■ GIVEN REQUEST ■
From the listing below, pull out all lines with "name" in them.

■ INFORMATION SUPPLIED ■
====
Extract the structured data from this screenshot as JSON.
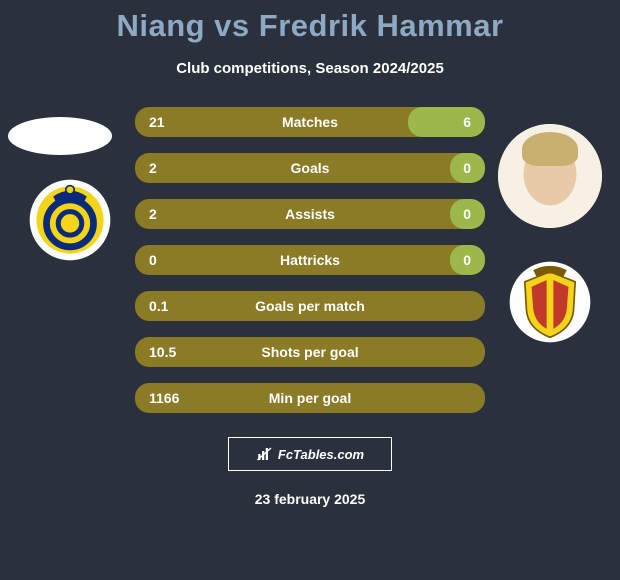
{
  "title": "Niang vs Fredrik Hammar",
  "subtitle": "Club competitions, Season 2024/2025",
  "date_text": "23 february 2025",
  "branding": "FcTables.com",
  "colors": {
    "background": "#2a303c",
    "title": "#8da9c4",
    "text": "#ffffff",
    "bar_base": "#8b7a26",
    "bar_right": "#9cb84a"
  },
  "player_left": {
    "name": "Niang",
    "club_crest_colors": {
      "outer": "#f4d419",
      "ring": "#0a2a7a",
      "inner": "#ffffff"
    }
  },
  "player_right": {
    "name": "Fredrik Hammar",
    "club_crest_colors": {
      "outer": "#f4d419",
      "shield": "#c0392b",
      "stripe": "#111111"
    }
  },
  "bars": [
    {
      "label": "Matches",
      "left": "21",
      "right": "6",
      "right_pct": 22
    },
    {
      "label": "Goals",
      "left": "2",
      "right": "0",
      "right_pct": 10
    },
    {
      "label": "Assists",
      "left": "2",
      "right": "0",
      "right_pct": 10
    },
    {
      "label": "Hattricks",
      "left": "0",
      "right": "0",
      "right_pct": 10
    },
    {
      "label": "Goals per match",
      "left": "0.1",
      "right": "",
      "right_pct": 0
    },
    {
      "label": "Shots per goal",
      "left": "10.5",
      "right": "",
      "right_pct": 0
    },
    {
      "label": "Min per goal",
      "left": "1166",
      "right": "",
      "right_pct": 0
    }
  ]
}
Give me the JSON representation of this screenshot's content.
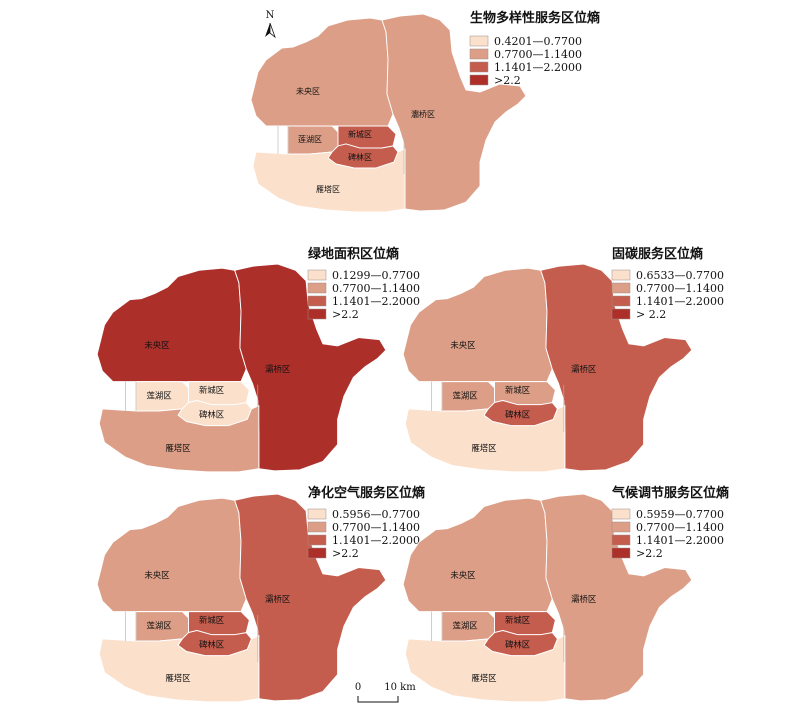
{
  "colors": {
    "class1": "#fbe0cc",
    "class2": "#dc9e86",
    "class3": "#c45d4e",
    "class4": "#ad2f2a",
    "border": "#ffffff"
  },
  "north_label": "N",
  "scale": {
    "zero": "0",
    "end": "10 km"
  },
  "districts": {
    "weiyang": "未央区",
    "baqiao": "灞桥区",
    "lianhu": "莲湖区",
    "xincheng": "新城区",
    "beilin": "碑林区",
    "yanta": "雁塔区"
  },
  "panels": [
    {
      "title": "生物多样性服务区位熵",
      "legend": [
        "0.4201—0.7700",
        "0.7700—1.1400",
        "1.1401—2.2000",
        ">2.2"
      ],
      "classes": {
        "weiyang": 2,
        "baqiao": 2,
        "lianhu": 2,
        "xincheng": 3,
        "beilin": 3,
        "yanta": 1
      }
    },
    {
      "title": "绿地面积区位熵",
      "legend": [
        "0.1299—0.7700",
        "0.7700—1.1400",
        "1.1401—2.2000",
        ">2.2"
      ],
      "classes": {
        "weiyang": 4,
        "baqiao": 4,
        "lianhu": 1,
        "xincheng": 1,
        "beilin": 1,
        "yanta": 2
      }
    },
    {
      "title": "固碳服务区位熵",
      "legend": [
        "0.6533—0.7700",
        "0.7700—1.1400",
        "1.1401—2.2000",
        "> 2.2"
      ],
      "classes": {
        "weiyang": 2,
        "baqiao": 3,
        "lianhu": 2,
        "xincheng": 2,
        "beilin": 3,
        "yanta": 1
      }
    },
    {
      "title": "净化空气服务区位熵",
      "legend": [
        "0.5956—0.7700",
        "0.7700—1.1400",
        "1.1401—2.2000",
        ">2.2"
      ],
      "classes": {
        "weiyang": 2,
        "baqiao": 3,
        "lianhu": 2,
        "xincheng": 3,
        "beilin": 3,
        "yanta": 1
      }
    },
    {
      "title": "气候调节服务区位熵",
      "legend": [
        "0.5959—0.7700",
        "0.7700—1.1400",
        "1.1401—2.2000",
        ">2.2"
      ],
      "classes": {
        "weiyang": 2,
        "baqiao": 2,
        "lianhu": 2,
        "xincheng": 3,
        "beilin": 3,
        "yanta": 1
      }
    }
  ]
}
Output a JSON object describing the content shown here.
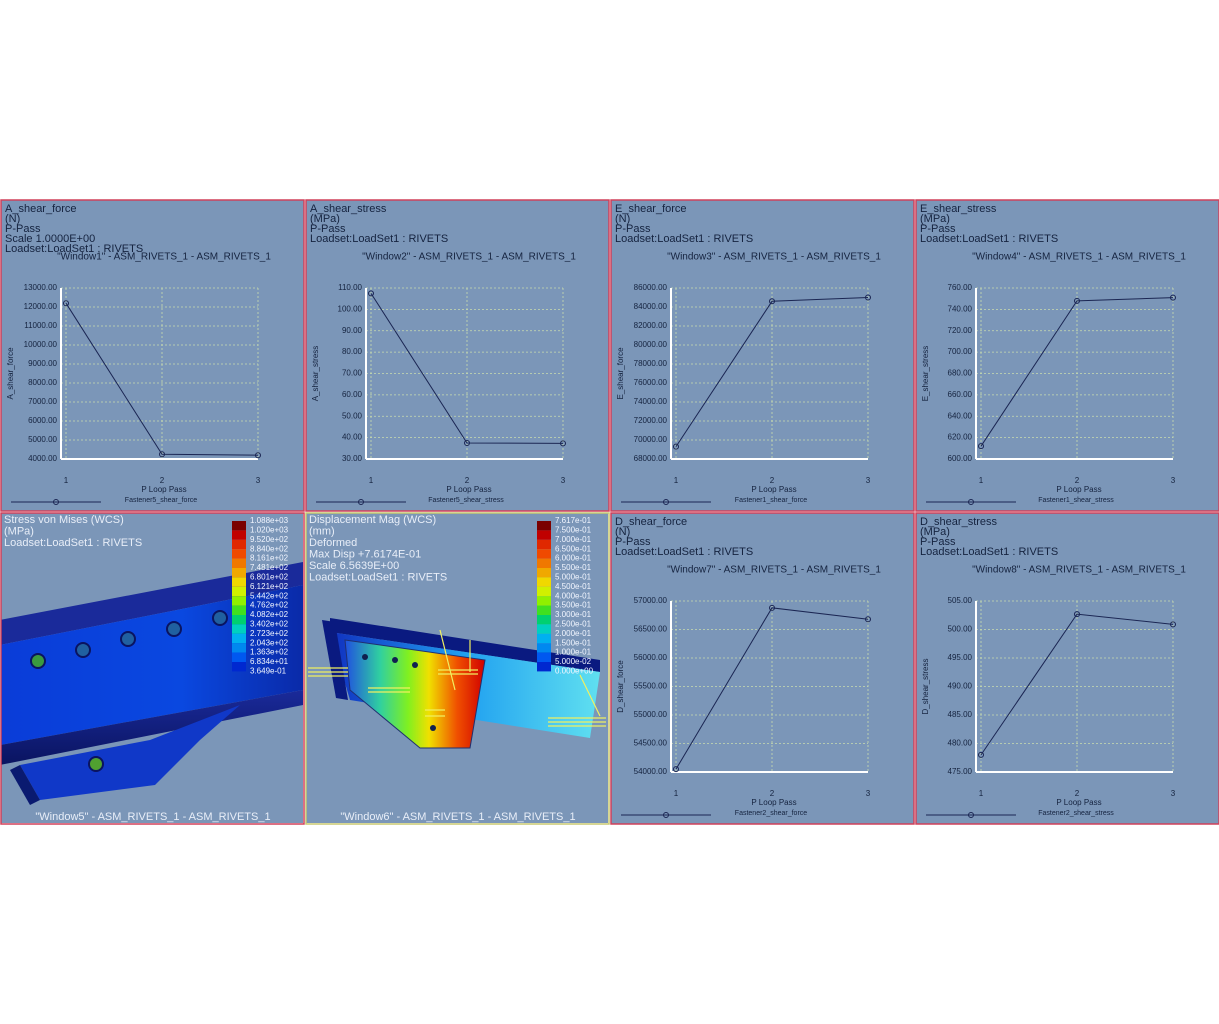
{
  "chart_data": [
    {
      "type": "line",
      "header": [
        "A_shear_force",
        "(N)",
        "P-Pass",
        "Scale 1.0000E+00",
        "Loadset:LoadSet1 : RIVETS"
      ],
      "title": "\"Window1\" - ASM_RIVETS_1 - ASM_RIVETS_1",
      "x_label": "P Loop Pass",
      "y_label": "A_shear_force",
      "x": [
        1,
        2,
        3
      ],
      "xlim": [
        1,
        3
      ],
      "xticks": [
        1,
        2,
        3
      ],
      "ylim": [
        4000,
        13000
      ],
      "yticks": [
        {
          "value": 4000,
          "label": "4000.00"
        },
        {
          "value": 5000,
          "label": "5000.00"
        },
        {
          "value": 6000,
          "label": "6000.00"
        },
        {
          "value": 7000,
          "label": "7000.00"
        },
        {
          "value": 8000,
          "label": "8000.00"
        },
        {
          "value": 9000,
          "label": "9000.00"
        },
        {
          "value": 10000,
          "label": "10000.00"
        },
        {
          "value": 11000,
          "label": "11000.00"
        },
        {
          "value": 12000,
          "label": "12000.00"
        },
        {
          "value": 13000,
          "label": "13000.00"
        }
      ],
      "grid": true,
      "series": [
        {
          "name": "Fastener5_shear_force",
          "color": "#1b2653",
          "values": [
            12200,
            4250,
            4200
          ]
        }
      ]
    },
    {
      "type": "line",
      "header": [
        "A_shear_stress",
        "(MPa)",
        "P-Pass",
        "Loadset:LoadSet1 : RIVETS"
      ],
      "title": "\"Window2\" - ASM_RIVETS_1 - ASM_RIVETS_1",
      "x_label": "P Loop Pass",
      "y_label": "A_shear_stress",
      "x": [
        1,
        2,
        3
      ],
      "xlim": [
        1,
        3
      ],
      "xticks": [
        1,
        2,
        3
      ],
      "ylim": [
        30,
        110
      ],
      "yticks": [
        {
          "value": 30,
          "label": "30.00"
        },
        {
          "value": 40,
          "label": "40.00"
        },
        {
          "value": 50,
          "label": "50.00"
        },
        {
          "value": 60,
          "label": "60.00"
        },
        {
          "value": 70,
          "label": "70.00"
        },
        {
          "value": 80,
          "label": "80.00"
        },
        {
          "value": 90,
          "label": "90.00"
        },
        {
          "value": 100,
          "label": "100.00"
        },
        {
          "value": 110,
          "label": "110.00"
        }
      ],
      "grid": true,
      "series": [
        {
          "name": "Fastener5_shear_stress",
          "color": "#1b2653",
          "values": [
            107.5,
            37.5,
            37.3
          ]
        }
      ]
    },
    {
      "type": "line",
      "header": [
        "E_shear_force",
        "(N)",
        "P-Pass",
        "Loadset:LoadSet1 : RIVETS"
      ],
      "title": "\"Window3\" - ASM_RIVETS_1 - ASM_RIVETS_1",
      "x_label": "P Loop Pass",
      "y_label": "E_shear_force",
      "x": [
        1,
        2,
        3
      ],
      "xlim": [
        1,
        3
      ],
      "xticks": [
        1,
        2,
        3
      ],
      "ylim": [
        68000,
        86000
      ],
      "yticks": [
        {
          "value": 68000,
          "label": "68000.00"
        },
        {
          "value": 70000,
          "label": "70000.00"
        },
        {
          "value": 72000,
          "label": "72000.00"
        },
        {
          "value": 74000,
          "label": "74000.00"
        },
        {
          "value": 76000,
          "label": "76000.00"
        },
        {
          "value": 78000,
          "label": "78000.00"
        },
        {
          "value": 80000,
          "label": "80000.00"
        },
        {
          "value": 82000,
          "label": "82000.00"
        },
        {
          "value": 84000,
          "label": "84000.00"
        },
        {
          "value": 86000,
          "label": "86000.00"
        }
      ],
      "grid": true,
      "series": [
        {
          "name": "Fastener1_shear_force",
          "color": "#1b2653",
          "values": [
            69300,
            84600,
            85000
          ]
        }
      ]
    },
    {
      "type": "line",
      "header": [
        "E_shear_stress",
        "(MPa)",
        "P-Pass",
        "Loadset:LoadSet1 : RIVETS"
      ],
      "title": "\"Window4\" - ASM_RIVETS_1 - ASM_RIVETS_1",
      "x_label": "P Loop Pass",
      "y_label": "E_shear_stress",
      "x": [
        1,
        2,
        3
      ],
      "xlim": [
        1,
        3
      ],
      "xticks": [
        1,
        2,
        3
      ],
      "ylim": [
        600,
        760
      ],
      "yticks": [
        {
          "value": 600,
          "label": "600.00"
        },
        {
          "value": 620,
          "label": "620.00"
        },
        {
          "value": 640,
          "label": "640.00"
        },
        {
          "value": 660,
          "label": "660.00"
        },
        {
          "value": 680,
          "label": "680.00"
        },
        {
          "value": 700,
          "label": "700.00"
        },
        {
          "value": 720,
          "label": "720.00"
        },
        {
          "value": 740,
          "label": "740.00"
        },
        {
          "value": 760,
          "label": "760.00"
        }
      ],
      "grid": true,
      "series": [
        {
          "name": "Fastener1_shear_stress",
          "color": "#1b2653",
          "values": [
            612,
            748,
            751
          ]
        }
      ]
    },
    {
      "type": "line",
      "header": [
        "D_shear_force",
        "(N)",
        "P-Pass",
        "Loadset:LoadSet1 : RIVETS"
      ],
      "title": "\"Window7\" - ASM_RIVETS_1 - ASM_RIVETS_1",
      "x_label": "P Loop Pass",
      "y_label": "D_shear_force",
      "x": [
        1,
        2,
        3
      ],
      "xlim": [
        1,
        3
      ],
      "xticks": [
        1,
        2,
        3
      ],
      "ylim": [
        54000,
        57000
      ],
      "yticks": [
        {
          "value": 54000,
          "label": "54000.00"
        },
        {
          "value": 54500,
          "label": "54500.00"
        },
        {
          "value": 55000,
          "label": "55000.00"
        },
        {
          "value": 55500,
          "label": "55500.00"
        },
        {
          "value": 56000,
          "label": "56000.00"
        },
        {
          "value": 56500,
          "label": "56500.00"
        },
        {
          "value": 57000,
          "label": "57000.00"
        }
      ],
      "grid": true,
      "series": [
        {
          "name": "Fastener2_shear_force",
          "color": "#1b2653",
          "values": [
            54050,
            56880,
            56680
          ]
        }
      ]
    },
    {
      "type": "line",
      "header": [
        "D_shear_stress",
        "(MPa)",
        "P-Pass",
        "Loadset:LoadSet1 : RIVETS"
      ],
      "title": "\"Window8\" - ASM_RIVETS_1 - ASM_RIVETS_1",
      "x_label": "P Loop Pass",
      "y_label": "D_shear_stress",
      "x": [
        1,
        2,
        3
      ],
      "xlim": [
        1,
        3
      ],
      "xticks": [
        1,
        2,
        3
      ],
      "ylim": [
        475,
        505
      ],
      "yticks": [
        {
          "value": 475,
          "label": "475.00"
        },
        {
          "value": 480,
          "label": "480.00"
        },
        {
          "value": 485,
          "label": "485.00"
        },
        {
          "value": 490,
          "label": "490.00"
        },
        {
          "value": 495,
          "label": "495.00"
        },
        {
          "value": 500,
          "label": "500.00"
        },
        {
          "value": 505,
          "label": "505.00"
        }
      ],
      "grid": true,
      "series": [
        {
          "name": "Fastener2_shear_stress",
          "color": "#1b2653",
          "values": [
            478,
            502.7,
            500.9
          ]
        }
      ]
    }
  ],
  "fringe_windows": [
    {
      "header": [
        "Stress von Mises (WCS)",
        "(MPa)",
        "Loadset:LoadSet1 :  RIVETS"
      ],
      "legend_labels": [
        "1.088e+03",
        "1.020e+03",
        "9.520e+02",
        "8.840e+02",
        "8.161e+02",
        "7.481e+02",
        "6.801e+02",
        "6.121e+02",
        "5.442e+02",
        "4.762e+02",
        "4.082e+02",
        "3.402e+02",
        "2.723e+02",
        "2.043e+02",
        "1.363e+02",
        "6.834e+01",
        "3.649e-01"
      ],
      "title": "\"Window5\" - ASM_RIVETS_1 - ASM_RIVETS_1"
    },
    {
      "header": [
        "Displacement Mag (WCS)",
        "(mm)",
        "Deformed",
        "Max Disp  +7.6174E-01",
        "Scale  6.5639E+00",
        "Loadset:LoadSet1 :  RIVETS"
      ],
      "legend_labels": [
        "7.617e-01",
        "7.500e-01",
        "7.000e-01",
        "6.500e-01",
        "6.000e-01",
        "5.500e-01",
        "5.000e-01",
        "4.500e-01",
        "4.000e-01",
        "3.500e-01",
        "3.000e-01",
        "2.500e-01",
        "2.000e-01",
        "1.500e-01",
        "1.000e-01",
        "5.000e-02",
        "0.000e+00"
      ],
      "title": "\"Window6\" - ASM_RIVETS_1 - ASM_RIVETS_1"
    }
  ]
}
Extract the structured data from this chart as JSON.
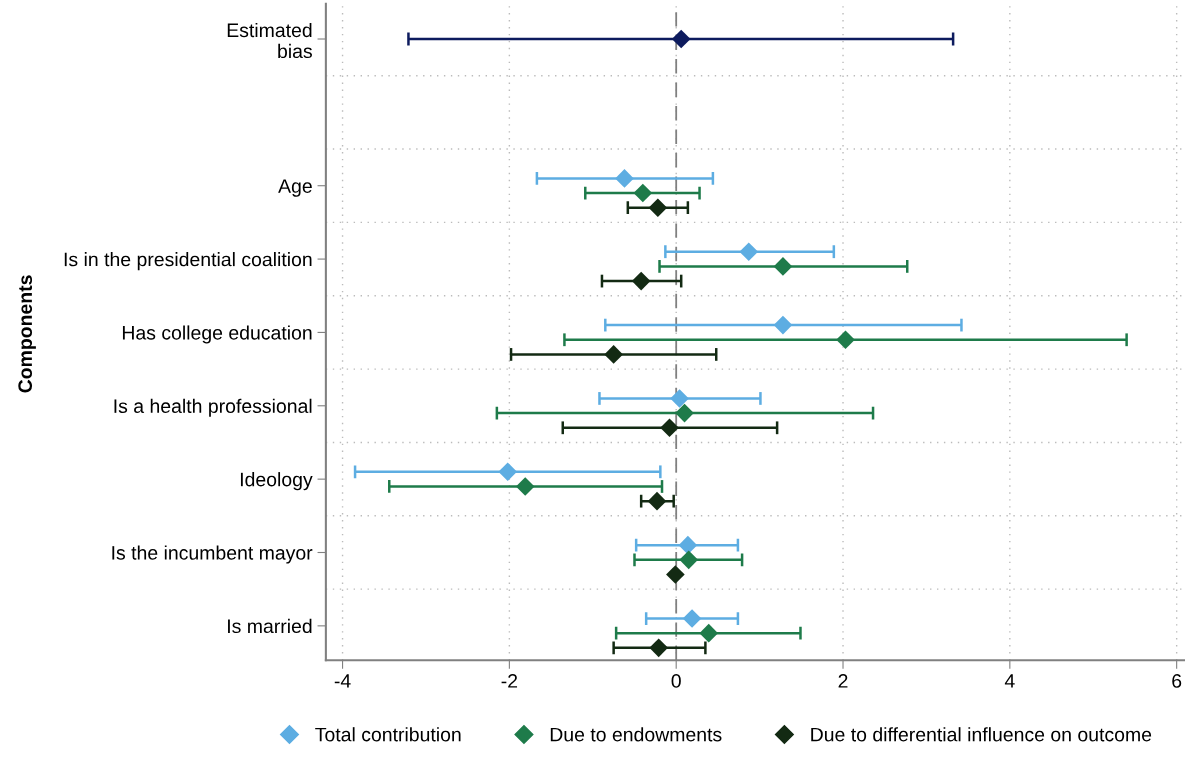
{
  "chart_data": {
    "type": "scatter",
    "orientation": "horizontal",
    "ylabel": "Components",
    "categories": [
      "Estimated\nbias",
      null,
      "Age",
      "Is in the presidential coalition",
      "Has college education",
      "Is a health professional",
      "Ideology",
      "Is the incumbent mayor",
      "Is married"
    ],
    "series": [
      {
        "color": "#0d1b5e",
        "values": [
          0.06,
          null,
          null,
          null,
          null,
          null,
          null,
          null,
          null
        ],
        "errors": [
          [
            -3.21,
            3.32
          ],
          null,
          null,
          null,
          null,
          null,
          null,
          null,
          null
        ]
      },
      {
        "name": "Total contribution",
        "color": "#5dade2",
        "values": [
          null,
          null,
          -0.62,
          0.87,
          1.28,
          0.04,
          -2.02,
          0.14,
          0.19
        ],
        "errors": [
          null,
          null,
          [
            -1.67,
            0.44
          ],
          [
            -0.13,
            1.89
          ],
          [
            -0.85,
            3.42
          ],
          [
            -0.92,
            1.01
          ],
          [
            -3.85,
            -0.19
          ],
          [
            -0.48,
            0.74
          ],
          [
            -0.36,
            0.74
          ]
        ]
      },
      {
        "name": "Due to endowments",
        "color": "#1e7b4a",
        "values": [
          null,
          null,
          -0.4,
          1.28,
          2.03,
          0.1,
          -1.81,
          0.15,
          0.39
        ],
        "errors": [
          null,
          null,
          [
            -1.09,
            0.28
          ],
          [
            -0.2,
            2.77
          ],
          [
            -1.34,
            5.4
          ],
          [
            -2.15,
            2.36
          ],
          [
            -3.44,
            -0.17
          ],
          [
            -0.5,
            0.79
          ],
          [
            -0.72,
            1.49
          ]
        ]
      },
      {
        "name": "Due to differential influence on outcome",
        "color": "#132a13",
        "values": [
          null,
          null,
          -0.22,
          -0.42,
          -0.75,
          -0.08,
          -0.23,
          -0.01,
          -0.21
        ],
        "errors": [
          null,
          null,
          [
            -0.58,
            0.14
          ],
          [
            -0.89,
            0.06
          ],
          [
            -1.98,
            0.48
          ],
          [
            -1.36,
            1.21
          ],
          [
            -0.42,
            -0.03
          ],
          null,
          [
            -0.75,
            0.35
          ]
        ]
      }
    ],
    "xlim": [
      -4.2,
      6.1
    ],
    "xticks": [
      -4,
      -2,
      0,
      2,
      4,
      6
    ],
    "ref_lines": [
      {
        "axis": "x",
        "value": 0,
        "color": "#808080",
        "line_style": "dashed"
      }
    ],
    "grid": true,
    "legend": "bottom",
    "marker": "diamond"
  }
}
====
■ THE REPLY ■
    "name": "Niang",
    "name": "Fredrik Hammar",
          "name": "Fastener5_shear_force",
          "name": "Fastener5_shear_stress",
          "name": "Fastener1_shear_force",
          "name": "Fastener1_shear_stress",
          "name": "Fastener2_shear_force",
          "name": "Fastener2_shear_stress",
        "name": "Total contribution",
        "name": "Due to endowments",
        "name": "Due to differential influence on outcome",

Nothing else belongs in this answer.